> Problem requirements: Report only how many lines of the entries below contain the string "Associate".
>> start
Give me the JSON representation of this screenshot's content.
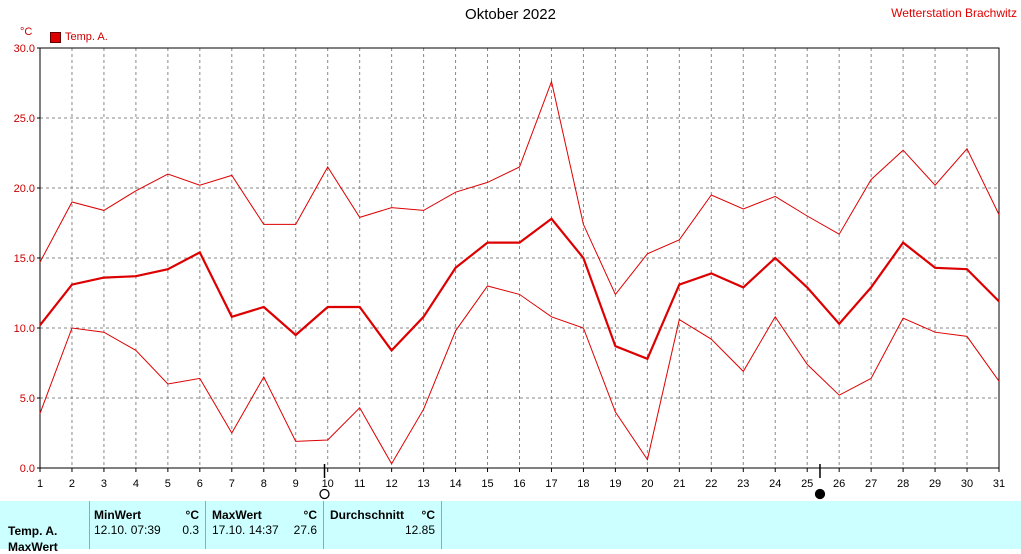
{
  "header": {
    "title": "Oktober 2022",
    "station": "Wetterstation Brachwitz",
    "unit": "°C",
    "legend_label": "Temp. A."
  },
  "stats": {
    "row_label": "Temp. A.",
    "row_label_2": "MaxWert",
    "min_header": "MinWert",
    "min_unit": "°C",
    "min_time": "12.10.  07:39",
    "min_value": "0.3",
    "max_header": "MaxWert",
    "max_unit": "°C",
    "max_time": "17.10.  14:37",
    "max_value": "27.6",
    "avg_header": "Durchschnitt",
    "avg_unit": "°C",
    "avg_value": "12.85"
  },
  "colors": {
    "series": "#dd0000",
    "grid": "#888888",
    "axis": "#000000",
    "stats_bg": "#ccffff"
  },
  "chart_data": {
    "type": "line",
    "x": [
      1,
      2,
      3,
      4,
      5,
      6,
      7,
      8,
      9,
      10,
      11,
      12,
      13,
      14,
      15,
      16,
      17,
      18,
      19,
      20,
      21,
      22,
      23,
      24,
      25,
      26,
      27,
      28,
      29,
      30,
      31
    ],
    "ylim": [
      0,
      30
    ],
    "yticks": [
      "0.0",
      "5.0",
      "10.0",
      "15.0",
      "20.0",
      "25.0",
      "30.0"
    ],
    "grid": true,
    "moon_phases": [
      {
        "day": 9.9,
        "phase": "full"
      },
      {
        "day": 25.4,
        "phase": "new"
      }
    ],
    "series": [
      {
        "role": "max",
        "values": [
          14.7,
          19.0,
          18.4,
          19.8,
          21.0,
          20.2,
          20.9,
          17.4,
          17.4,
          21.5,
          17.9,
          18.6,
          18.4,
          19.7,
          20.4,
          21.5,
          27.6,
          17.4,
          12.4,
          15.3,
          16.3,
          19.5,
          18.5,
          19.4,
          18.0,
          16.7,
          20.6,
          22.7,
          20.2,
          22.8,
          18.1
        ]
      },
      {
        "role": "mean",
        "values": [
          10.2,
          13.1,
          13.6,
          13.7,
          14.2,
          15.4,
          10.8,
          11.5,
          9.5,
          11.5,
          11.5,
          8.4,
          10.8,
          14.3,
          16.1,
          16.1,
          17.8,
          15.0,
          8.7,
          7.8,
          13.1,
          13.9,
          12.9,
          15.0,
          12.9,
          10.3,
          12.9,
          16.1,
          14.3,
          14.2,
          11.9
        ]
      },
      {
        "role": "min",
        "values": [
          3.9,
          10.0,
          9.7,
          8.4,
          6.0,
          6.4,
          2.5,
          6.5,
          1.9,
          2.0,
          4.3,
          0.3,
          4.2,
          9.8,
          13.0,
          12.4,
          10.8,
          10.0,
          4.0,
          0.6,
          10.6,
          9.2,
          6.9,
          10.8,
          7.4,
          5.2,
          6.4,
          10.7,
          9.7,
          9.4,
          6.2
        ]
      }
    ]
  }
}
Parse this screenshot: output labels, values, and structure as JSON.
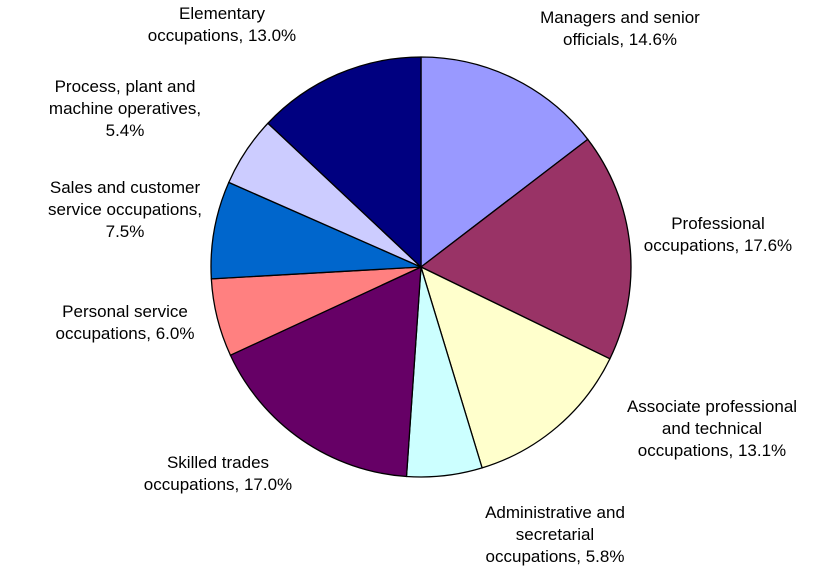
{
  "chart_data": {
    "type": "pie",
    "title": "",
    "start_angle_deg": 0,
    "direction": "clockwise",
    "legend": "none",
    "slices": [
      {
        "name": "Managers and senior officials",
        "value": 14.6,
        "color": "#9999FF",
        "label_lines": [
          "Managers and senior",
          "officials, 14.6%"
        ]
      },
      {
        "name": "Professional occupations",
        "value": 17.6,
        "color": "#993366",
        "label_lines": [
          "Professional",
          "occupations, 17.6%"
        ]
      },
      {
        "name": "Associate professional and technical occupations",
        "value": 13.1,
        "color": "#FFFFCC",
        "label_lines": [
          "Associate professional",
          "and technical",
          "occupations, 13.1%"
        ]
      },
      {
        "name": "Administrative and secretarial occupations",
        "value": 5.8,
        "color": "#CCFFFF",
        "label_lines": [
          "Administrative and",
          "secretarial",
          "occupations, 5.8%"
        ]
      },
      {
        "name": "Skilled trades occupations",
        "value": 17.0,
        "color": "#660066",
        "label_lines": [
          "Skilled trades",
          "occupations, 17.0%"
        ]
      },
      {
        "name": "Personal service occupations",
        "value": 6.0,
        "color": "#FF8080",
        "label_lines": [
          "Personal service",
          "occupations, 6.0%"
        ]
      },
      {
        "name": "Sales and customer service occupations",
        "value": 7.5,
        "color": "#0066CC",
        "label_lines": [
          "Sales and customer",
          "service occupations,",
          "7.5%"
        ]
      },
      {
        "name": "Process, plant and machine operatives",
        "value": 5.4,
        "color": "#CCCCFF",
        "label_lines": [
          "Process, plant and",
          "machine operatives,",
          "5.4%"
        ]
      },
      {
        "name": "Elementary occupations",
        "value": 13.0,
        "color": "#000080",
        "label_lines": [
          "Elementary",
          "occupations, 13.0%"
        ]
      }
    ]
  }
}
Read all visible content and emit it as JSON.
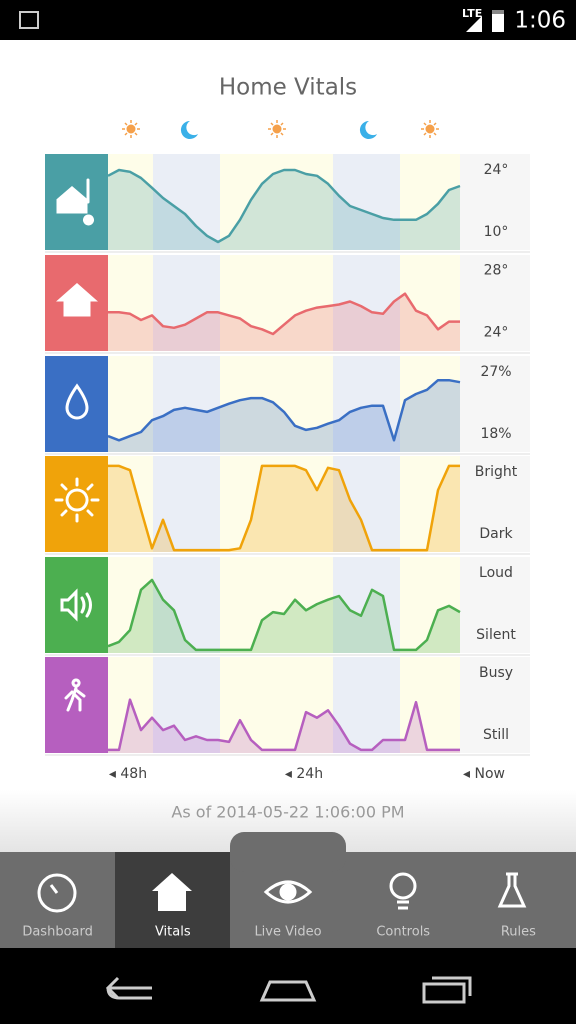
{
  "status_bar": {
    "network": "LTE",
    "time": "1:06"
  },
  "title": "Home Vitals",
  "panels": [
    {
      "type": "area",
      "color": "#4a9fa5",
      "ylim": [
        6,
        27.6
      ],
      "yticks": [
        {
          "value": 24,
          "label": "24°"
        },
        {
          "value": 10,
          "label": "10°"
        }
      ],
      "values": [
        22.7,
        24.0,
        23.6,
        22.2,
        20.0,
        17.7,
        15.9,
        14.1,
        11.4,
        9.2,
        7.8,
        9.2,
        12.8,
        17.3,
        20.9,
        23.1,
        24.0,
        24.0,
        23.1,
        22.7,
        20.9,
        18.2,
        15.9,
        15.0,
        14.1,
        13.2,
        12.8,
        12.8,
        12.8,
        14.1,
        16.4,
        19.5,
        20.4
      ]
    },
    {
      "type": "area",
      "color": "#e86a6e",
      "ylim": [
        22.8,
        29
      ],
      "yticks": [
        {
          "value": 28,
          "label": "28°"
        },
        {
          "value": 24,
          "label": "24°"
        }
      ],
      "values": [
        25.3,
        25.3,
        25.2,
        24.8,
        25.1,
        24.4,
        24.3,
        24.5,
        24.9,
        25.3,
        25.3,
        25.1,
        24.9,
        24.4,
        24.2,
        23.9,
        24.5,
        25.1,
        25.4,
        25.6,
        25.7,
        25.8,
        26.0,
        25.7,
        25.3,
        25.2,
        26.0,
        26.5,
        25.4,
        25.1,
        24.2,
        24.7,
        24.7
      ]
    },
    {
      "type": "area",
      "color": "#3a6fc4",
      "ylim": [
        15.4,
        29.3
      ],
      "yticks": [
        {
          "value": 27,
          "label": "27%"
        },
        {
          "value": 18,
          "label": "18%"
        }
      ],
      "values": [
        17.7,
        17.1,
        17.7,
        18.3,
        20.0,
        20.6,
        21.5,
        21.8,
        21.5,
        21.2,
        21.8,
        22.4,
        22.9,
        23.2,
        23.2,
        22.6,
        21.2,
        19.2,
        18.6,
        18.9,
        19.5,
        20.0,
        21.2,
        21.8,
        22.1,
        22.1,
        17.1,
        22.9,
        23.8,
        24.4,
        25.8,
        25.8,
        25.5
      ]
    },
    {
      "type": "area",
      "color": "#f0a30a",
      "ylim": [
        -0.29,
        1.26
      ],
      "yticks": [
        {
          "value": 1,
          "label": "Bright"
        },
        {
          "value": 0,
          "label": "Dark"
        }
      ],
      "values": [
        1.1,
        1.1,
        1.03,
        0.39,
        -0.23,
        0.23,
        -0.26,
        -0.26,
        -0.26,
        -0.26,
        -0.26,
        -0.26,
        -0.23,
        0.23,
        1.1,
        1.1,
        1.1,
        1.1,
        1.03,
        0.71,
        1.07,
        1.03,
        0.55,
        0.23,
        -0.26,
        -0.26,
        -0.26,
        -0.26,
        -0.26,
        -0.26,
        0.71,
        1.1,
        1.1
      ]
    },
    {
      "type": "area",
      "color": "#4caf50",
      "ylim": [
        -0.29,
        1.26
      ],
      "yticks": [
        {
          "value": 1,
          "label": "Loud"
        },
        {
          "value": 0,
          "label": "Silent"
        }
      ],
      "values": [
        -0.18,
        -0.11,
        0.08,
        0.73,
        0.89,
        0.57,
        0.4,
        -0.08,
        -0.24,
        -0.24,
        -0.24,
        -0.24,
        -0.24,
        -0.24,
        0.24,
        0.37,
        0.34,
        0.57,
        0.4,
        0.5,
        0.57,
        0.63,
        0.4,
        0.31,
        0.73,
        0.63,
        -0.24,
        -0.24,
        -0.24,
        -0.08,
        0.4,
        0.47,
        0.37
      ]
    },
    {
      "type": "area",
      "color": "#b65fbf",
      "ylim": [
        -0.29,
        1.26
      ],
      "yticks": [
        {
          "value": 1,
          "label": "Busy"
        },
        {
          "value": 0,
          "label": "Still"
        }
      ],
      "values": [
        -0.24,
        -0.24,
        0.57,
        0.08,
        0.28,
        0.08,
        0.15,
        -0.08,
        -0.02,
        -0.08,
        -0.08,
        -0.11,
        0.24,
        -0.08,
        -0.24,
        -0.24,
        -0.24,
        -0.24,
        0.37,
        0.28,
        0.4,
        0.15,
        -0.14,
        -0.24,
        -0.24,
        -0.08,
        -0.08,
        -0.08,
        0.53,
        -0.24,
        -0.24,
        -0.24,
        -0.24
      ]
    }
  ],
  "time_axis": [
    "◂ 48h",
    "◂ 24h",
    "◂ Now"
  ],
  "as_of": "As of 2014-05-22 1:06:00 PM",
  "tabs": [
    "Dashboard",
    "Vitals",
    "Live Video",
    "Controls",
    "Rules"
  ]
}
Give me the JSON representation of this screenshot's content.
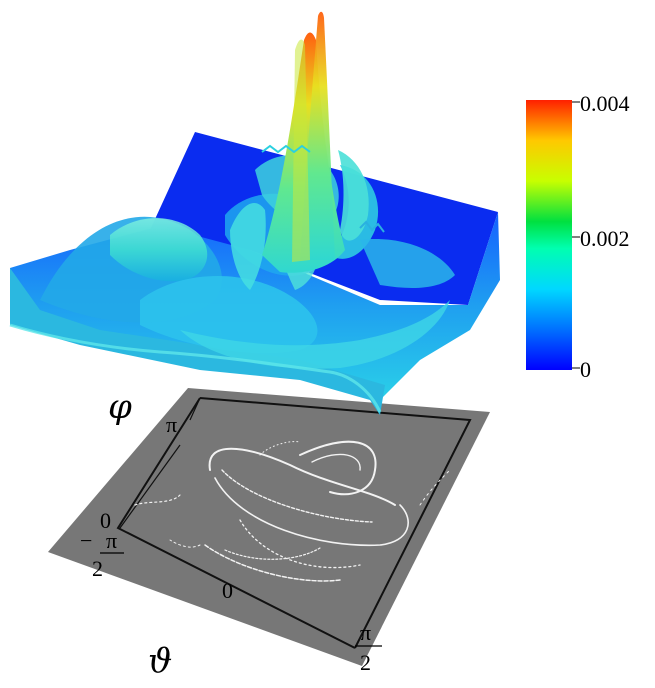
{
  "axes": {
    "vertical_symbol": "φ",
    "horizontal_symbol": "ϑ"
  },
  "phi_ticks": [
    "π",
    "0"
  ],
  "theta_ticks": {
    "left_minus": "−",
    "left_num": "π",
    "left_den": "2",
    "center": "0",
    "right_num": "π",
    "right_den": "2"
  },
  "colorbar": {
    "ticks": [
      "0.004",
      "0.002",
      "0"
    ],
    "range": [
      0,
      0.004
    ],
    "colors": [
      "#0000ff",
      "#00b4ff",
      "#00ffdc",
      "#00ff50",
      "#ffff00",
      "#ff8c00",
      "#ff2000"
    ]
  },
  "colors": {
    "floor": "#777777",
    "surface_base": "#1a6bff",
    "surface_high": "#22ccee",
    "peak": "#ffdd00"
  }
}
>> end
> Result: 2